_DATA ROWS_
====

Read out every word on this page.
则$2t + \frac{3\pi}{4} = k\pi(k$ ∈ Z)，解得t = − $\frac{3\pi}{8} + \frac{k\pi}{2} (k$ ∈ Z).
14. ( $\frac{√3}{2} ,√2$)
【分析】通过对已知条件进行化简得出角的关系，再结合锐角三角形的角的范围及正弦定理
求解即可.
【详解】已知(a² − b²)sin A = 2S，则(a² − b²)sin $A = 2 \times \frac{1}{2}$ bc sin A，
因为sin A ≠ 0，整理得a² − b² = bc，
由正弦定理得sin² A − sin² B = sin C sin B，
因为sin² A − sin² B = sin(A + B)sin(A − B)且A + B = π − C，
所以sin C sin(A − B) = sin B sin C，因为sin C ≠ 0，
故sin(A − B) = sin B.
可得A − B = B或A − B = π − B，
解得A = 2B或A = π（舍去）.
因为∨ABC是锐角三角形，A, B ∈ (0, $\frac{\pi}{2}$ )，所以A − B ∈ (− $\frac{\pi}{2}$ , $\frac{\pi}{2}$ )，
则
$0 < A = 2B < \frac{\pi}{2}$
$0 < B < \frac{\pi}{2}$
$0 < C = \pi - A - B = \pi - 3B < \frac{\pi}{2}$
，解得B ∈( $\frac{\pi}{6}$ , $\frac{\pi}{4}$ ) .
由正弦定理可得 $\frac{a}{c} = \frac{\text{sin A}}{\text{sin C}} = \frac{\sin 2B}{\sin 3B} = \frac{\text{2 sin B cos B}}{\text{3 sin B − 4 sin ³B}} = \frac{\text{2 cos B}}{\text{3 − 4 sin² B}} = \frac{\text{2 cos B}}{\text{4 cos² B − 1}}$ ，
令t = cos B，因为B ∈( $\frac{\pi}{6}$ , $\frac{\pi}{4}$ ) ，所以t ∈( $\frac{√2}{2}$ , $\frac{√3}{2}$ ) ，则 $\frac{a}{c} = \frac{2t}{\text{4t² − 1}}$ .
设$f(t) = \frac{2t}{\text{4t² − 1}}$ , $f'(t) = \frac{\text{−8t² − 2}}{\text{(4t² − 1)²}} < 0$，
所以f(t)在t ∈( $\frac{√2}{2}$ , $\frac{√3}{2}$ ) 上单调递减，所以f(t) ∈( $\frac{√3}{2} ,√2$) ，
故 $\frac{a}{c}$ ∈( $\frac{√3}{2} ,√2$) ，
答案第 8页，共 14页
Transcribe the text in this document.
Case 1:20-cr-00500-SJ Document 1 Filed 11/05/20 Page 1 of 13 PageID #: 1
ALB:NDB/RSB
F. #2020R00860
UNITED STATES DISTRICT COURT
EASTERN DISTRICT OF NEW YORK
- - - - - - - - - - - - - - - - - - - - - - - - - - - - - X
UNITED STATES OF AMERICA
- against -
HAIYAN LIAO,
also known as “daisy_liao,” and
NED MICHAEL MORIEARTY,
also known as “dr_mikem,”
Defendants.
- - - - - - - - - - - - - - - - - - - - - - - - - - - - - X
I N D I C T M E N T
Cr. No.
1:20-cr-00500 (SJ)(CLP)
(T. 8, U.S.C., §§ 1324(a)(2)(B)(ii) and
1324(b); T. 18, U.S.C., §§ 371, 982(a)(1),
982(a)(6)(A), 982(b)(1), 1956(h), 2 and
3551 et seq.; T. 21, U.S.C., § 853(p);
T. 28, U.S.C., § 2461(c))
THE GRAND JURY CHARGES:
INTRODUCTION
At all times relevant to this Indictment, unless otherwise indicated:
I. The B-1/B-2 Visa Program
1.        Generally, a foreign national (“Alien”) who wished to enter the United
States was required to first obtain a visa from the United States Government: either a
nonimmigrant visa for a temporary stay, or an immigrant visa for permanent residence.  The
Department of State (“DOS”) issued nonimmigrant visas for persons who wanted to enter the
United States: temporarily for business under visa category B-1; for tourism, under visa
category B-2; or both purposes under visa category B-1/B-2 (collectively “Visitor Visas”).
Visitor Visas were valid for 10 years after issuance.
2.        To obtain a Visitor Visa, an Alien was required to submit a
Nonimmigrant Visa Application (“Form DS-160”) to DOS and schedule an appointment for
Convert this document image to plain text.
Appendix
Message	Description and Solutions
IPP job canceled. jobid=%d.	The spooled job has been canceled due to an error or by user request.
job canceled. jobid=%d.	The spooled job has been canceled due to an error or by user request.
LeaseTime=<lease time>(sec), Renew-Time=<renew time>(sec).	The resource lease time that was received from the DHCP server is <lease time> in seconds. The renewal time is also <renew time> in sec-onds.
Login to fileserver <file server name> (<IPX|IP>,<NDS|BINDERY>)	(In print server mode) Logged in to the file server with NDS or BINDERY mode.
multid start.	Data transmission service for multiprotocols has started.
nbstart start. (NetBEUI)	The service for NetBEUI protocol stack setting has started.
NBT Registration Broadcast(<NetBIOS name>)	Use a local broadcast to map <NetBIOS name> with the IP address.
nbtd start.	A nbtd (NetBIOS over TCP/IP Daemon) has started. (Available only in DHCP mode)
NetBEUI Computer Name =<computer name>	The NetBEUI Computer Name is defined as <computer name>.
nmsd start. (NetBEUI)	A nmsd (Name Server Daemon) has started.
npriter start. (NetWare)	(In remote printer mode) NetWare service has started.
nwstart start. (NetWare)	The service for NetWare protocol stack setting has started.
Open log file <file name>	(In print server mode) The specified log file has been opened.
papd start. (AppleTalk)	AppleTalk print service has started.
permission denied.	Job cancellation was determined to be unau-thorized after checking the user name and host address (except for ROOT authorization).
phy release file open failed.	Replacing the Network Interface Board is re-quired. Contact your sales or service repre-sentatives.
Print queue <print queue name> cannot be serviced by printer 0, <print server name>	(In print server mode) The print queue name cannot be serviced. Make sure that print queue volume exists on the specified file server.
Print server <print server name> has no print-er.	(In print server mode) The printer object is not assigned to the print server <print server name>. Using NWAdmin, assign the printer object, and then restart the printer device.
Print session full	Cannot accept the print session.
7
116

====

_REQUIREMENTS_
Quote each line of the listing above exactly.

_REPLY TO THE EXERCISE_
Read out every word on this page.
则$2t + \frac{3\pi}{4} = k\pi(k$ ∈ Z)，解得t = − $\frac{3\pi}{8} + \frac{k\pi}{2} (k$ ∈ Z).
14. ( $\frac{√3}{2} ,√2$)
【分析】通过对已知条件进行化简得出角的关系，再结合锐角三角形的角的范围及正弦定理
求解即可.
【详解】已知(a² − b²)sin A = 2S，则(a² − b²)sin $A = 2 \times \frac{1}{2}$ bc sin A，
因为sin A ≠ 0，整理得a² − b² = bc，
由正弦定理得sin² A − sin² B = sin C sin B，
因为sin² A − sin² B = sin(A + B)sin(A − B)且A + B = π − C，
所以sin C sin(A − B) = sin B sin C，因为sin C ≠ 0，
故sin(A − B) = sin B.
可得A − B = B或A − B = π − B，
解得A = 2B或A = π（舍去）.
因为∨ABC是锐角三角形，A, B ∈ (0, $\frac{\pi}{2}$ )，所以A − B ∈ (− $\frac{\pi}{2}$ , $\frac{\pi}{2}$ )，
则
$0 < A = 2B < \frac{\pi}{2}$
$0 < B < \frac{\pi}{2}$
$0 < C = \pi - A - B = \pi - 3B < \frac{\pi}{2}$
，解得B ∈( $\frac{\pi}{6}$ , $\frac{\pi}{4}$ ) .
由正弦定理可得 $\frac{a}{c} = \frac{\text{sin A}}{\text{sin C}} = \frac{\sin 2B}{\sin 3B} = \frac{\text{2 sin B cos B}}{\text{3 sin B − 4 sin ³B}} = \frac{\text{2 cos B}}{\text{3 − 4 sin² B}} = \frac{\text{2 cos B}}{\text{4 cos² B − 1}}$ ，
令t = cos B，因为B ∈( $\frac{\pi}{6}$ , $\frac{\pi}{4}$ ) ，所以t ∈( $\frac{√2}{2}$ , $\frac{√3}{2}$ ) ，则 $\frac{a}{c} = \frac{2t}{\text{4t² − 1}}$ .
设$f(t) = \frac{2t}{\text{4t² − 1}}$ , $f'(t) = \frac{\text{−8t² − 2}}{\text{(4t² − 1)²}} < 0$，
所以f(t)在t ∈( $\frac{√2}{2}$ , $\frac{√3}{2}$ ) 上单调递减，所以f(t) ∈( $\frac{√3}{2} ,√2$) ，
故 $\frac{a}{c}$ ∈( $\frac{√3}{2} ,√2$) ，
答案第 8页，共 14页
Transcribe the text in this document.
Case 1:20-cr-00500-SJ Document 1 Filed 11/05/20 Page 1 of 13 PageID #: 1
ALB:NDB/RSB
F. #2020R00860
UNITED STATES DISTRICT COURT
EASTERN DISTRICT OF NEW YORK
- - - - - - - - - - - - - - - - - - - - - - - - - - - - - X
UNITED STATES OF AMERICA
- against -
HAIYAN LIAO,
also known as “daisy_liao,” and
NED MICHAEL MORIEARTY,
also known as “dr_mikem,”
Defendants.
- - - - - - - - - - - - - - - - - - - - - - - - - - - - - X
I N D I C T M E N T
Cr. No.
1:20-cr-00500 (SJ)(CLP)
(T. 8, U.S.C., §§ 1324(a)(2)(B)(ii) and
1324(b); T. 18, U.S.C., §§ 371, 982(a)(1),
982(a)(6)(A), 982(b)(1), 1956(h), 2 and
3551 et seq.; T. 21, U.S.C., § 853(p);
T. 28, U.S.C., § 2461(c))
THE GRAND JURY CHARGES:
INTRODUCTION
At all times relevant to this Indictment, unless otherwise indicated:
I. The B-1/B-2 Visa Program
1.        Generally, a foreign national (“Alien”) who wished to enter the United
States was required to first obtain a visa from the United States Government: either a
nonimmigrant visa for a temporary stay, or an immigrant visa for permanent residence.  The
Department of State (“DOS”) issued nonimmigrant visas for persons who wanted to enter the
United States: temporarily for business under visa category B-1; for tourism, under visa
category B-2; or both purposes under visa category B-1/B-2 (collectively “Visitor Visas”).
Visitor Visas were valid for 10 years after issuance.
2.        To obtain a Visitor Visa, an Alien was required to submit a
Nonimmigrant Visa Application (“Form DS-160”) to DOS and schedule an appointment for
Convert this document image to plain text.
Appendix
Message	Description and Solutions
IPP job canceled. jobid=%d.	The spooled job has been canceled due to an error or by user request.
job canceled. jobid=%d.	The spooled job has been canceled due to an error or by user request.
LeaseTime=<lease time>(sec), Renew-Time=<renew time>(sec).	The resource lease time that was received from the DHCP server is <lease time> in seconds. The renewal time is also <renew time> in sec-onds.
Login to fileserver <file server name> (<IPX|IP>,<NDS|BINDERY>)	(In print server mode) Logged in to the file server with NDS or BINDERY mode.
multid start.	Data transmission service for multiprotocols has started.
nbstart start. (NetBEUI)	The service for NetBEUI protocol stack setting has started.
NBT Registration Broadcast(<NetBIOS name>)	Use a local broadcast to map <NetBIOS name> with the IP address.
nbtd start.	A nbtd (NetBIOS over TCP/IP Daemon) has started. (Available only in DHCP mode)
NetBEUI Computer Name =<computer name>	The NetBEUI Computer Name is defined as <computer name>.
nmsd start. (NetBEUI)	A nmsd (Name Server Daemon) has started.
npriter start. (NetWare)	(In remote printer mode) NetWare service has started.
nwstart start. (NetWare)	The service for NetWare protocol stack setting has started.
Open log file <file name>	(In print server mode) The specified log file has been opened.
papd start. (AppleTalk)	AppleTalk print service has started.
permission denied.	Job cancellation was determined to be unau-thorized after checking the user name and host address (except for ROOT authorization).
phy release file open failed.	Replacing the Network Interface Board is re-quired. Contact your sales or service repre-sentatives.
Print queue <print queue name> cannot be serviced by printer 0, <print server name>	(In print server mode) The print queue name cannot be serviced. Make sure that print queue volume exists on the specified file server.
Print server <print server name> has no print-er.	(In print server mode) The printer object is not assigned to the print server <print server name>. Using NWAdmin, assign the printer object, and then restart the printer device.
Print session full	Cannot accept the print session.
7
116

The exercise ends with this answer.